### EXCERPTED RECORDS:
───

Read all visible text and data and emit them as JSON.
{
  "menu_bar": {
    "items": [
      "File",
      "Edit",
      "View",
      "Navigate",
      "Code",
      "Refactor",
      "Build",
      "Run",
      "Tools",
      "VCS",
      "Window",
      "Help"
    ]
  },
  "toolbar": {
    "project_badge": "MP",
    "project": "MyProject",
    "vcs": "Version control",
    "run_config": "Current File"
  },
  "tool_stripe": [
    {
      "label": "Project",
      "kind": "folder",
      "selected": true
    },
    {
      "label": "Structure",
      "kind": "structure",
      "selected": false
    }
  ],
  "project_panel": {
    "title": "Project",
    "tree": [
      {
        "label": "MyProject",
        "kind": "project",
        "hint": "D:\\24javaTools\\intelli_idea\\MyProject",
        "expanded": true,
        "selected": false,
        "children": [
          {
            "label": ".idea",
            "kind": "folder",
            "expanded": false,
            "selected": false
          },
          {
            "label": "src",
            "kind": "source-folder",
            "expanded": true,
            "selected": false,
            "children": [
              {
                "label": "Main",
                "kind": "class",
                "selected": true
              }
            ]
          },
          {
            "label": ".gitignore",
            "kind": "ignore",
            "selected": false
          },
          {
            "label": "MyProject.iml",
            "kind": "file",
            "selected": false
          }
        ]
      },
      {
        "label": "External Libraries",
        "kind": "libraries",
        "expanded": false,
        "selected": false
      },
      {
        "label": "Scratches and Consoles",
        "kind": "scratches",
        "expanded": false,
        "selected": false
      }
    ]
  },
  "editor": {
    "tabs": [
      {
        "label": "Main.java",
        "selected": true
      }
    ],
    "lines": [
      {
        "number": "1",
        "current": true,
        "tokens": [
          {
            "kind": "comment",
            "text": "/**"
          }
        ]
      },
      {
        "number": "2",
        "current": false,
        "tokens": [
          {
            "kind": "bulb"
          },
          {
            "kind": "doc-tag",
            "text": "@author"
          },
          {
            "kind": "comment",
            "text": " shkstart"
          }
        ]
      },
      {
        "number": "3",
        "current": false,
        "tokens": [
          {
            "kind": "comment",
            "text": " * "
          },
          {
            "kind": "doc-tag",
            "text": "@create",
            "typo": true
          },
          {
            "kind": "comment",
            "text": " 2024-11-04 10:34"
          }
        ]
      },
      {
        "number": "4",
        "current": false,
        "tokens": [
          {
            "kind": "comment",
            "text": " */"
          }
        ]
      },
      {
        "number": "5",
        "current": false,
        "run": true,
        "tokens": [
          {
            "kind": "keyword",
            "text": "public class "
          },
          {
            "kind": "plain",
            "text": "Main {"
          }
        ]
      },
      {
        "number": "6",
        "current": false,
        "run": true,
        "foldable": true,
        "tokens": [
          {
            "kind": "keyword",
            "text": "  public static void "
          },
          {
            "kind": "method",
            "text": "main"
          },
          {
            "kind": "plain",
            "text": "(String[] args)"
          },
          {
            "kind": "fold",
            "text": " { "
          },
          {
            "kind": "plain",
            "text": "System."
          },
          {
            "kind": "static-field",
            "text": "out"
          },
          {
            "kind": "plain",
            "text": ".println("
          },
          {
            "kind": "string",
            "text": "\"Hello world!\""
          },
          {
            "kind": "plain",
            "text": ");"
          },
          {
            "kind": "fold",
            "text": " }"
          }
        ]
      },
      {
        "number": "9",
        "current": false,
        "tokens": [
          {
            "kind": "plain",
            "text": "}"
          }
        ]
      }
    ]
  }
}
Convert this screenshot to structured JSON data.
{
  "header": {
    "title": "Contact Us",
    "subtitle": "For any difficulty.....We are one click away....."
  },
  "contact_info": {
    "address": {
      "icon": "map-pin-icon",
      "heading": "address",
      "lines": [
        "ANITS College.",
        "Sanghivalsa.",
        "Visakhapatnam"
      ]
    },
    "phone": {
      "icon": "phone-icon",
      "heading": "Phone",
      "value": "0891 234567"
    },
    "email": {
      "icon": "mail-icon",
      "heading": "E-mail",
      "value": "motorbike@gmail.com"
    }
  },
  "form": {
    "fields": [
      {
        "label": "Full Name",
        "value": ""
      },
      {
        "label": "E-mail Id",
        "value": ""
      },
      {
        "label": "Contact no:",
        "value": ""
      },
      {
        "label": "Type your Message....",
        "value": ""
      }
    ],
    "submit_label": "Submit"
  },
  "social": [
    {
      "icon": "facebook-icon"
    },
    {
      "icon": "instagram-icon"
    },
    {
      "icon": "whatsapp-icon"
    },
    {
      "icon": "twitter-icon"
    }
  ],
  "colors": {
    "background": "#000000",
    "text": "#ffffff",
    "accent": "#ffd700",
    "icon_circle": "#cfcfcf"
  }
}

───

### REQUIRED TASK:
Repeat the preceding lines exactly, please, every one of them.

### CORRECT RESULT:
Read all visible text and data and emit them as JSON.
{
  "menu_bar": {
    "items": [
      "File",
      "Edit",
      "View",
      "Navigate",
      "Code",
      "Refactor",
      "Build",
      "Run",
      "Tools",
      "VCS",
      "Window",
      "Help"
    ]
  },
  "toolbar": {
    "project_badge": "MP",
    "project": "MyProject",
    "vcs": "Version control",
    "run_config": "Current File"
  },
  "tool_stripe": [
    {
      "label": "Project",
      "kind": "folder",
      "selected": true
    },
    {
      "label": "Structure",
      "kind": "structure",
      "selected": false
    }
  ],
  "project_panel": {
    "title": "Project",
    "tree": [
      {
        "label": "MyProject",
        "kind": "project",
        "hint": "D:\\24javaTools\\intelli_idea\\MyProject",
        "expanded": true,
        "selected": false,
        "children": [
          {
            "label": ".idea",
            "kind": "folder",
            "expanded": false,
            "selected": false
          },
          {
            "label": "src",
            "kind": "source-folder",
            "expanded": true,
            "selected": false,
            "children": [
              {
                "label": "Main",
                "kind": "class",
                "selected": true
              }
            ]
          },
          {
            "label": ".gitignore",
            "kind": "ignore",
            "selected": false
          },
          {
            "label": "MyProject.iml",
            "kind": "file",
            "selected": false
          }
        ]
      },
      {
        "label": "External Libraries",
        "kind": "libraries",
        "expanded": false,
        "selected": false
      },
      {
        "label": "Scratches and Consoles",
        "kind": "scratches",
        "expanded": false,
        "selected": false
      }
    ]
  },
  "editor": {
    "tabs": [
      {
        "label": "Main.java",
        "selected": true
      }
    ],
    "lines": [
      {
        "number": "1",
        "current": true,
        "tokens": [
          {
            "kind": "comment",
            "text": "/**"
          }
        ]
      },
      {
        "number": "2",
        "current": false,
        "tokens": [
          {
            "kind": "bulb"
          },
          {
            "kind": "doc-tag",
            "text": "@author"
          },
          {
            "kind": "comment",
            "text": " shkstart"
          }
        ]
      },
      {
        "number": "3",
        "current": false,
        "tokens": [
          {
            "kind": "comment",
            "text": " * "
          },
          {
            "kind": "doc-tag",
            "text": "@create",
            "typo": true
          },
          {
            "kind": "comment",
            "text": " 2024-11-04 10:34"
          }
        ]
      },
      {
        "number": "4",
        "current": false,
        "tokens": [
          {
            "kind": "comment",
            "text": " */"
          }
        ]
      },
      {
        "number": "5",
        "current": false,
        "run": true,
        "tokens": [
          {
            "kind": "keyword",
            "text": "public class "
          },
          {
            "kind": "plain",
            "text": "Main {"
          }
        ]
      },
      {
        "number": "6",
        "current": false,
        "run": true,
        "foldable": true,
        "tokens": [
          {
            "kind": "keyword",
            "text": "  public static void "
          },
          {
            "kind": "method",
            "text": "main"
          },
          {
            "kind": "plain",
            "text": "(String[] args)"
          },
          {
            "kind": "fold",
            "text": " { "
          },
          {
            "kind": "plain",
            "text": "System."
          },
          {
            "kind": "static-field",
            "text": "out"
          },
          {
            "kind": "plain",
            "text": ".println("
          },
          {
            "kind": "string",
            "text": "\"Hello world!\""
          },
          {
            "kind": "plain",
            "text": ");"
          },
          {
            "kind": "fold",
            "text": " }"
          }
        ]
      },
      {
        "number": "9",
        "current": false,
        "tokens": [
          {
            "kind": "plain",
            "text": "}"
          }
        ]
      }
    ]
  }
}
Convert this screenshot to structured JSON data.
{
  "header": {
    "title": "Contact Us",
    "subtitle": "For any difficulty.....We are one click away....."
  },
  "contact_info": {
    "address": {
      "icon": "map-pin-icon",
      "heading": "address",
      "lines": [
        "ANITS College.",
        "Sanghivalsa.",
        "Visakhapatnam"
      ]
    },
    "phone": {
      "icon": "phone-icon",
      "heading": "Phone",
      "value": "0891 234567"
    },
    "email": {
      "icon": "mail-icon",
      "heading": "E-mail",
      "value": "motorbike@gmail.com"
    }
  },
  "form": {
    "fields": [
      {
        "label": "Full Name",
        "value": ""
      },
      {
        "label": "E-mail Id",
        "value": ""
      },
      {
        "label": "Contact no:",
        "value": ""
      },
      {
        "label": "Type your Message....",
        "value": ""
      }
    ],
    "submit_label": "Submit"
  },
  "social": [
    {
      "icon": "facebook-icon"
    },
    {
      "icon": "instagram-icon"
    },
    {
      "icon": "whatsapp-icon"
    },
    {
      "icon": "twitter-icon"
    }
  ],
  "colors": {
    "background": "#000000",
    "text": "#ffffff",
    "accent": "#ffd700",
    "icon_circle": "#cfcfcf"
  }
}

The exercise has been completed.